>> begin Input data
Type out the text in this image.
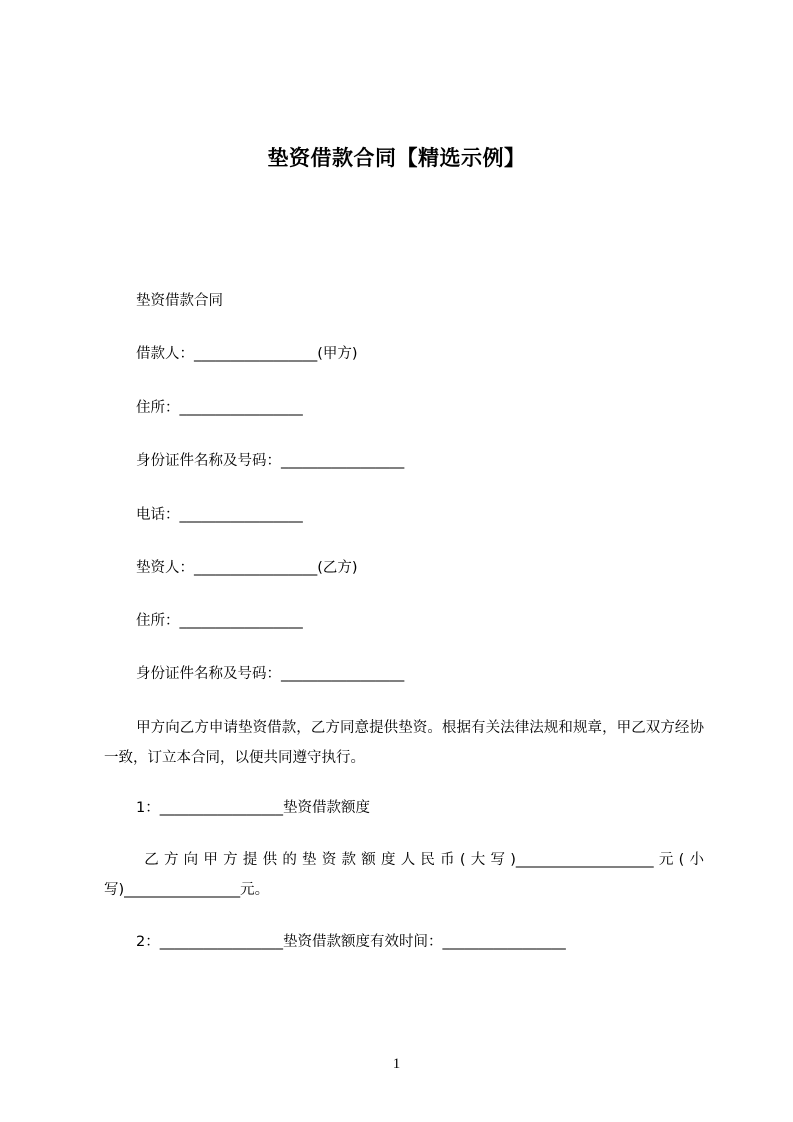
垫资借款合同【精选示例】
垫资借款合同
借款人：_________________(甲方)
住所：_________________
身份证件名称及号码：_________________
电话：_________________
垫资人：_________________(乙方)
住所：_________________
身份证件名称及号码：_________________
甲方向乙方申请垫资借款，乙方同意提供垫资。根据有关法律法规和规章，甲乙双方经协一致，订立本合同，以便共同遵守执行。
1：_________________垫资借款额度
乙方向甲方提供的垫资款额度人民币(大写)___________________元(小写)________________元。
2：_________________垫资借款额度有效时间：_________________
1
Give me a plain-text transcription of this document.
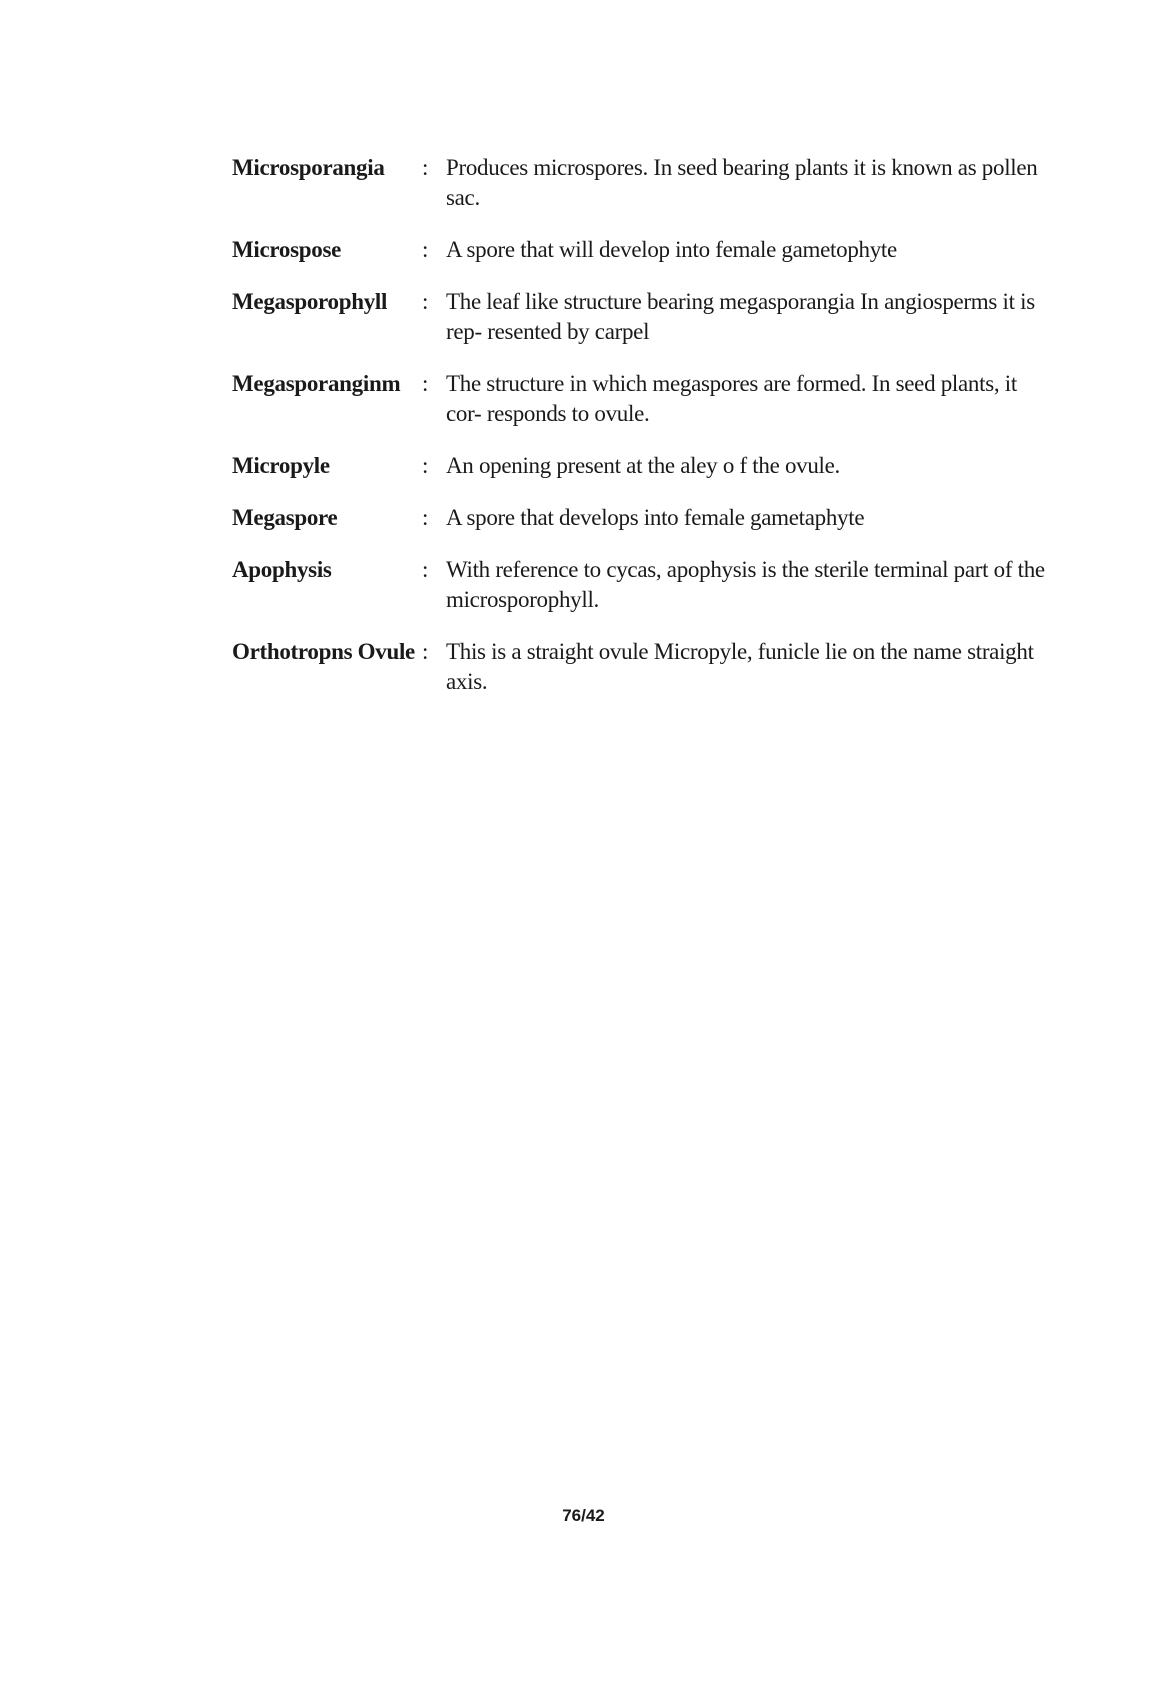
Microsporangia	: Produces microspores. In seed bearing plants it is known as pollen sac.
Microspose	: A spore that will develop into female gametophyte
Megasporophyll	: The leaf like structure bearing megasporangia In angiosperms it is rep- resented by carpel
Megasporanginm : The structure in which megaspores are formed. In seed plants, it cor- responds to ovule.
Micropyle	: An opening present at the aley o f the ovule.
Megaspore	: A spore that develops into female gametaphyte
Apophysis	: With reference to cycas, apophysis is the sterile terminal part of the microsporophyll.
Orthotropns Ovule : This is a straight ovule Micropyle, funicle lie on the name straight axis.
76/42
>> end Input data
>> begin Input data
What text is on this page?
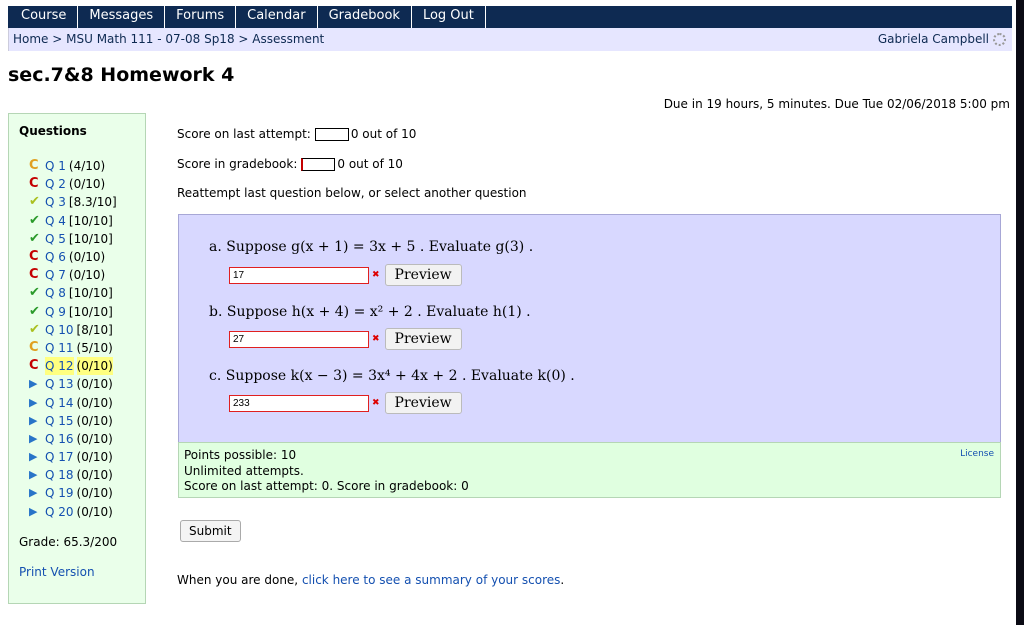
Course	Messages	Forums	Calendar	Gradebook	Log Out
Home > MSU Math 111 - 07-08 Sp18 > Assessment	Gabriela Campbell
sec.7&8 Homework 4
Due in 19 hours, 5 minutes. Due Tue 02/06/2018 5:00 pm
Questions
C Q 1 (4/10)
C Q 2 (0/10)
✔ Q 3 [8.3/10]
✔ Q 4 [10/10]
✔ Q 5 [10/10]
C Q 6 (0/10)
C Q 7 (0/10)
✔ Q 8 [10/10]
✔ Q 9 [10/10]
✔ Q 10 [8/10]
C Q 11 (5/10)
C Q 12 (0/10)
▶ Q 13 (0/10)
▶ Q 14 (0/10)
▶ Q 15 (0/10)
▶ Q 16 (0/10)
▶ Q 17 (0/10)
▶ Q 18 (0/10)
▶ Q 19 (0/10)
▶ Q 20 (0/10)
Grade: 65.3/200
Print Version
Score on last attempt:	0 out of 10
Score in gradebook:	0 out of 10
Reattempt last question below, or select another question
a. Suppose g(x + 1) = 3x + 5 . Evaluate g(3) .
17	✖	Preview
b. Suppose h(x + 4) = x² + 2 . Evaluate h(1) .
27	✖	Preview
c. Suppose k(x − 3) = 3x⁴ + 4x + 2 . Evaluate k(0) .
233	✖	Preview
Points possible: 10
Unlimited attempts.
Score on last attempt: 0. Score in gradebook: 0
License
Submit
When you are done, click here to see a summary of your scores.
>> end Input data
→ Required work:
Across the records, count the lines holding the string "bearing". Give the number and stop.

→ Response to the task:
2